= Exercise directions =
Reproduce all of the data exactly.

= Rows from a dataset =
•••••

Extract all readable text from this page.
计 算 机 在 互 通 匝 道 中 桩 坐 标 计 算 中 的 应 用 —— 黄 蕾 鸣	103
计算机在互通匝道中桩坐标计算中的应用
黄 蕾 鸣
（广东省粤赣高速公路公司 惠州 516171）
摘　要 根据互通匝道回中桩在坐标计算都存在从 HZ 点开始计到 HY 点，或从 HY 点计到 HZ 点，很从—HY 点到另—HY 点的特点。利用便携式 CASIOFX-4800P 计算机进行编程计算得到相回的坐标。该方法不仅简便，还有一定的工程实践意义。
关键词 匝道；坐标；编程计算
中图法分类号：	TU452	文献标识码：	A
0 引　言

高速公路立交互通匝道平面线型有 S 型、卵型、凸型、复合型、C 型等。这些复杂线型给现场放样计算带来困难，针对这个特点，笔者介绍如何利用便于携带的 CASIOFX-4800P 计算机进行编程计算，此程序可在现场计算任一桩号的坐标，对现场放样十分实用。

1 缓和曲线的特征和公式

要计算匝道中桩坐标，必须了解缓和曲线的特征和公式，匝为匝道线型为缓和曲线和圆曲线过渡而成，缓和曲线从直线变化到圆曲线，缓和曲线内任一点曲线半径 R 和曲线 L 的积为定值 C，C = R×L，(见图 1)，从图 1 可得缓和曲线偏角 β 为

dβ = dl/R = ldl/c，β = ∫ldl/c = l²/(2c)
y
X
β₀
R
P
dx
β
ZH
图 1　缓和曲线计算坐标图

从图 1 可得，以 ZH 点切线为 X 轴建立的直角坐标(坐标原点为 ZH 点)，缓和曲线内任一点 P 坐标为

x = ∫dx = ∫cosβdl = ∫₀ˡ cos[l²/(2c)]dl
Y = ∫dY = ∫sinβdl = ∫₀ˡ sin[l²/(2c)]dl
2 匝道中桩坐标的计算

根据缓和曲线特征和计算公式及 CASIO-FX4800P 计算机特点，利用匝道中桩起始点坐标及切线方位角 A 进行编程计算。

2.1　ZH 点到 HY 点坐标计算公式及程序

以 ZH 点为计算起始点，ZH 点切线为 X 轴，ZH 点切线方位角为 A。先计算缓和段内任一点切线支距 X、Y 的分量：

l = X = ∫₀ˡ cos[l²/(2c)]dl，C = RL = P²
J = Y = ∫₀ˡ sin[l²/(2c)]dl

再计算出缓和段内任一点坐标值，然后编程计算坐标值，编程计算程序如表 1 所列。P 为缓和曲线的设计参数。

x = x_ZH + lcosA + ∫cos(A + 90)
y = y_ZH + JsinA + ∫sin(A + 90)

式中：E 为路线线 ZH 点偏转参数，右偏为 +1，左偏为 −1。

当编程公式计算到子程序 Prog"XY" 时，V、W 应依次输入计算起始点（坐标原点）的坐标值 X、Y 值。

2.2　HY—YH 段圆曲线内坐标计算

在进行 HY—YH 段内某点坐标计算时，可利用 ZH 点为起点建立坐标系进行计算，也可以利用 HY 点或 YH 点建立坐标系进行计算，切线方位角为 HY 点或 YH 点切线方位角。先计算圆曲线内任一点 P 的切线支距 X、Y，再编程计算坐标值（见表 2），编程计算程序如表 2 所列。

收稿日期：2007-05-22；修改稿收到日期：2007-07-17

•••••

= Output below =
Extract all readable text from this page.
计 算 机 在 互 通 匝 道 中 桩 坐 标 计 算 中 的 应 用 —— 黄 蕾 鸣	103
计算机在互通匝道中桩坐标计算中的应用
黄 蕾 鸣
（广东省粤赣高速公路公司 惠州 516171）
摘　要 根据互通匝道回中桩在坐标计算都存在从 HZ 点开始计到 HY 点，或从 HY 点计到 HZ 点，很从—HY 点到另—HY 点的特点。利用便携式 CASIOFX-4800P 计算机进行编程计算得到相回的坐标。该方法不仅简便，还有一定的工程实践意义。
关键词 匝道；坐标；编程计算
中图法分类号：	TU452	文献标识码：	A
0 引　言

高速公路立交互通匝道平面线型有 S 型、卵型、凸型、复合型、C 型等。这些复杂线型给现场放样计算带来困难，针对这个特点，笔者介绍如何利用便于携带的 CASIOFX-4800P 计算机进行编程计算，此程序可在现场计算任一桩号的坐标，对现场放样十分实用。

1 缓和曲线的特征和公式

要计算匝道中桩坐标，必须了解缓和曲线的特征和公式，匝为匝道线型为缓和曲线和圆曲线过渡而成，缓和曲线从直线变化到圆曲线，缓和曲线内任一点曲线半径 R 和曲线 L 的积为定值 C，C = R×L，(见图 1)，从图 1 可得缓和曲线偏角 β 为

dβ = dl/R = ldl/c，β = ∫ldl/c = l²/(2c)
y
X
β₀
R
P
dx
β
ZH
图 1　缓和曲线计算坐标图

从图 1 可得，以 ZH 点切线为 X 轴建立的直角坐标(坐标原点为 ZH 点)，缓和曲线内任一点 P 坐标为

x = ∫dx = ∫cosβdl = ∫₀ˡ cos[l²/(2c)]dl
Y = ∫dY = ∫sinβdl = ∫₀ˡ sin[l²/(2c)]dl
2 匝道中桩坐标的计算

根据缓和曲线特征和计算公式及 CASIO-FX4800P 计算机特点，利用匝道中桩起始点坐标及切线方位角 A 进行编程计算。

2.1　ZH 点到 HY 点坐标计算公式及程序

以 ZH 点为计算起始点，ZH 点切线为 X 轴，ZH 点切线方位角为 A。先计算缓和段内任一点切线支距 X、Y 的分量：

l = X = ∫₀ˡ cos[l²/(2c)]dl，C = RL = P²
J = Y = ∫₀ˡ sin[l²/(2c)]dl

再计算出缓和段内任一点坐标值，然后编程计算坐标值，编程计算程序如表 1 所列。P 为缓和曲线的设计参数。

x = x_ZH + lcosA + ∫cos(A + 90)
y = y_ZH + JsinA + ∫sin(A + 90)

式中：E 为路线线 ZH 点偏转参数，右偏为 +1，左偏为 −1。

当编程公式计算到子程序 Prog"XY" 时，V、W 应依次输入计算起始点（坐标原点）的坐标值 X、Y 值。

2.2　HY—YH 段圆曲线内坐标计算

在进行 HY—YH 段内某点坐标计算时，可利用 ZH 点为起点建立坐标系进行计算，也可以利用 HY 点或 YH 点建立坐标系进行计算，切线方位角为 HY 点或 YH 点切线方位角。先计算圆曲线内任一点 P 的切线支距 X、Y，再编程计算坐标值（见表 2），编程计算程序如表 2 所列。

收稿日期：2007-05-22；修改稿收到日期：2007-07-17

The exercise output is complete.